What you need to do ->
[a] In the view rate discussion, what time period was chosen for calculating view rate for SuggestBot?
[b] Please quote the view rate discussion word for word, starting with "View rate -- a" and going on through "they edit it.".

[Passage provided]

View rate -- a rankable value that represents the general level of viewer interest in an article (or other page)

Use cases:

  • I'm a WikiProject maintainer and I want to sort my worklists by the articles view rate, I cannot really do this well through pageview API as i need to request pageviews for an article since the beginning but I have no "populrity baseline" to compare those to.
  • I'm SuggestBot and I'd like to give my users a notion of how often an article is viewed when I recommend that they edit it.
  • I'm a researcher and I want to compare the rate that of views with the rate of edits.

Spec:

  • Each article would have a single rate.
  • A rate could be either one value (average views per <time unit>) or two values (start date of data, total number of views)

Event Timeline

Thoughts on possible implementation:

  • output table is something like average_monthly_pageviews (page_id, page_title_latest, page_titles_previous, months_included, monthly_average_views)
  • run a monthly job
  • join mediawiki_page_history to pageview_hourly to get the most recent month by page_id
  • join the result to average_monthly_pageviews to get the average so far, compute the new average and write a new average_monthly_pageviews

The result would be a fairly efficient job that gets us:

  • average views per page_id
  • all the titles a page has had in one field, per page_id

And then we can serve this via another api endpoint like metrics/pageviews/per-article-average

  1. ?
  2. profit!

Sounds good @Milimetric

@Nettrom was very interested in this during our last discussion. I wrote the SuggestBot use-case based on a conversation with him.

Nuria added a subscriber: Nuria.

We should have an "editing tools" tag as this really seems like a backend that would be useful for those.

Milimetric triaged this task as Medium priority.May 8 2017, 2:27 PM

@Hall1467 & @DarTar FYI, this will make our work for entity usage (view rates) much easier. But it's not coming soon, so this is just an FYI.

@Nettrom, I think this is our biggest blocker for getting the Article Importance model hosted in ORES.

I'm a WikiProject maintainer and I want to sort my worklists by the articles view rate, I cannot really do this well through pageview API as i need to request pageviews for an article since the beginning but I have no "populrity baseline" to compare those >to.

I get that this would not solve your use case 100% but you can compare pageviews of any one page to main page: https://tools.wmflabs.org/pageviews/?project=en.wikipedia.org&platform=all-access&agent=user&range=latest-20&pages=Cat|Main_Page

This is not mean for programatic access but it is a good proxy for "popularity: https://tools.wmflabs.org/pageviews/?project=en.wikipedia.org&platform=all-access&agent=user&range=latest-20&pages=Main_Page|Donald_Trump

Coming back to this I have a bunch of questions, so I'll just ask them and see where we go from there. Apologies if this is counterproductive, feel free to let me know how to improve in future work.

How do we expose the data to the public, and how often should it be updated?

The SuggestBot use case prefers updated data. When I first wrote it, I decided on calculating view rate using a two-week period and using the most recent data available because I wanted it to be affected by recent trends and being as close to current as I could get it. SuggestBot is currently small scale and not time critical, meaning the pageview API serves it well (ref [1]).

[/Passage provided]
[Records provided]

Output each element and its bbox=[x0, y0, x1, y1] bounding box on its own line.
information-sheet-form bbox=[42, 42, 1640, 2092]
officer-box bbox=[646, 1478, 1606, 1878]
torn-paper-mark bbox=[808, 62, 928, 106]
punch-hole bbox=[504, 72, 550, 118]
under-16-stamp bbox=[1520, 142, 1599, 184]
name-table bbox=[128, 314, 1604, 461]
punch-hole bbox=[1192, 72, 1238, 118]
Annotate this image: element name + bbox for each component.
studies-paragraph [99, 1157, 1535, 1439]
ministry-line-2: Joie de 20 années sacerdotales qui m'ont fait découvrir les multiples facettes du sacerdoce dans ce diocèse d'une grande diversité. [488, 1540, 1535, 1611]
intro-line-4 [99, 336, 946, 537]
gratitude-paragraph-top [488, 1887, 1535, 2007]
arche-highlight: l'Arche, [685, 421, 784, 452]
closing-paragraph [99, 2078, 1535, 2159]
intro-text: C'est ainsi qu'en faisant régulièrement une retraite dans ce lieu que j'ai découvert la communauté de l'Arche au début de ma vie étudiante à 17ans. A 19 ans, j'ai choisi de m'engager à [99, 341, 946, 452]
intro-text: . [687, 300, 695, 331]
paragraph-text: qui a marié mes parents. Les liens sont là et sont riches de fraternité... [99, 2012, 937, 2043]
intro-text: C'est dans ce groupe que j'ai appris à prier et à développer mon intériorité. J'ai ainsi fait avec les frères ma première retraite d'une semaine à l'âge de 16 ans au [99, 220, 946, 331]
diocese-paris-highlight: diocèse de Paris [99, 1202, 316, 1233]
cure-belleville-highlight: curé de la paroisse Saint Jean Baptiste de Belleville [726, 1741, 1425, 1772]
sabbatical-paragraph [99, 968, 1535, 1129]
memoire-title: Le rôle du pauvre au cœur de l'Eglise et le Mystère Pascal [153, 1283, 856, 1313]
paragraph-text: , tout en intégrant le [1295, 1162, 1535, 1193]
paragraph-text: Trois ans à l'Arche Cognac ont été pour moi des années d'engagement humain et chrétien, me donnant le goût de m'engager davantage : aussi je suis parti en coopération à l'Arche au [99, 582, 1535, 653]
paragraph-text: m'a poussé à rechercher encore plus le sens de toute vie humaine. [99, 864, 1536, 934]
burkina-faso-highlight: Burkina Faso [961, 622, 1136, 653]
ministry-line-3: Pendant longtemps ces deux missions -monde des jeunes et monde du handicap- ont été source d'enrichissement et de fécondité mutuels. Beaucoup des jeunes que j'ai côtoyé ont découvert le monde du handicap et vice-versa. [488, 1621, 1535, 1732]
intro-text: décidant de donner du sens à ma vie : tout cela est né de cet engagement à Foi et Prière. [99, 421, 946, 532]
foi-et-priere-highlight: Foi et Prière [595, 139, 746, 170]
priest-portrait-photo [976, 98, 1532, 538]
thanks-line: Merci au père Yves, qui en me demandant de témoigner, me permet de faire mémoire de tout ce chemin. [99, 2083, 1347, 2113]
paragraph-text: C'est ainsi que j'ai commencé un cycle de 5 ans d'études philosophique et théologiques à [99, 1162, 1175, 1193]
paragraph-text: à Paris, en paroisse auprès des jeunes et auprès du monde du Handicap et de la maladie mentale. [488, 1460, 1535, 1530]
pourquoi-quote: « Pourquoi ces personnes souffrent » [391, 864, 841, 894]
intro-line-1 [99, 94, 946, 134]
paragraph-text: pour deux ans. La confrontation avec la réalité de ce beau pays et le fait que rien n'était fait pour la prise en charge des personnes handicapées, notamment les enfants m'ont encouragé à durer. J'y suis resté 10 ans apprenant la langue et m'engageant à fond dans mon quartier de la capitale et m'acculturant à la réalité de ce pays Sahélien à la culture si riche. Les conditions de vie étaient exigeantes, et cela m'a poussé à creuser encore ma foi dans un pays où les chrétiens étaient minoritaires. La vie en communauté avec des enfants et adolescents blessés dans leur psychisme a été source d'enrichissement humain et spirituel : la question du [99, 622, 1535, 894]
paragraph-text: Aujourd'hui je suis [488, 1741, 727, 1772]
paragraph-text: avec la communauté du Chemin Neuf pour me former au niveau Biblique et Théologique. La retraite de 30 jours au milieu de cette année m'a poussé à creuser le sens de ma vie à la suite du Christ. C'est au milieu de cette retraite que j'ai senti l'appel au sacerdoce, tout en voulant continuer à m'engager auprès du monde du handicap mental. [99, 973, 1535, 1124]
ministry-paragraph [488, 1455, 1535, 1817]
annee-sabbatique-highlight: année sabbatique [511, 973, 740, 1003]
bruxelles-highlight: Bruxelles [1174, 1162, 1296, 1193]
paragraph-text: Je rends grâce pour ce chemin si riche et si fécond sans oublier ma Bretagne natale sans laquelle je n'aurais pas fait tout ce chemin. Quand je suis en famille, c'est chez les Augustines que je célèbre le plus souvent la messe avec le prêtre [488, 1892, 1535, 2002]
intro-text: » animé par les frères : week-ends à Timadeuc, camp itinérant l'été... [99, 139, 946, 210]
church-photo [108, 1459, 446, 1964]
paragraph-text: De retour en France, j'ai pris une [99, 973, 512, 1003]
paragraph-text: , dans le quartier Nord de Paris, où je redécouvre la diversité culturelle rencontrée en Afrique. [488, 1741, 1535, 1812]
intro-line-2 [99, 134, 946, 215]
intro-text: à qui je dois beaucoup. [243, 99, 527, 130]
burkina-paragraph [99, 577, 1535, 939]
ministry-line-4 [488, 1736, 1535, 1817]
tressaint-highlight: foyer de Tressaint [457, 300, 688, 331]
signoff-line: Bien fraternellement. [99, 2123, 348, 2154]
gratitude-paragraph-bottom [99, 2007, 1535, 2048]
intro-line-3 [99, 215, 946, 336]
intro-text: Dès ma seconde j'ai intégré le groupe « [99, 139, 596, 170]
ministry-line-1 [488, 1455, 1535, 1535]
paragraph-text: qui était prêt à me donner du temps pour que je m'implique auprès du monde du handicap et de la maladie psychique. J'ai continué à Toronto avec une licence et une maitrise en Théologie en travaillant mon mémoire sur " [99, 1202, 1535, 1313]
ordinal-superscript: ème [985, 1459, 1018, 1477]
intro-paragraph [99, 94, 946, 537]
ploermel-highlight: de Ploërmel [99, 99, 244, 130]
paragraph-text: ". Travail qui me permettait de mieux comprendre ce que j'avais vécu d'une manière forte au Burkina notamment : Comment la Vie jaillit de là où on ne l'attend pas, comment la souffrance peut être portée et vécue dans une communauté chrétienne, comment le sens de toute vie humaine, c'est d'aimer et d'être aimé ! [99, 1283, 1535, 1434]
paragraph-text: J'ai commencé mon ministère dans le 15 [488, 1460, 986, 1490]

[/Records provided]

Per-task answers ->
[a] A two-week period, using the most recent data available.

[b]
View rate -- a rankable value that represents the general level of viewer interest in an article (or other page)

Use cases:

  • I'm a WikiProject maintainer and I want to sort my worklists by the articles view rate, I cannot really do this well through pageview API as i need to request pageviews for an article since the beginning but I have no "populrity baseline" to compare those to.
  • I'm SuggestBot and I'd like to give my users a notion of how often an article is viewed when I recommend that they edit it.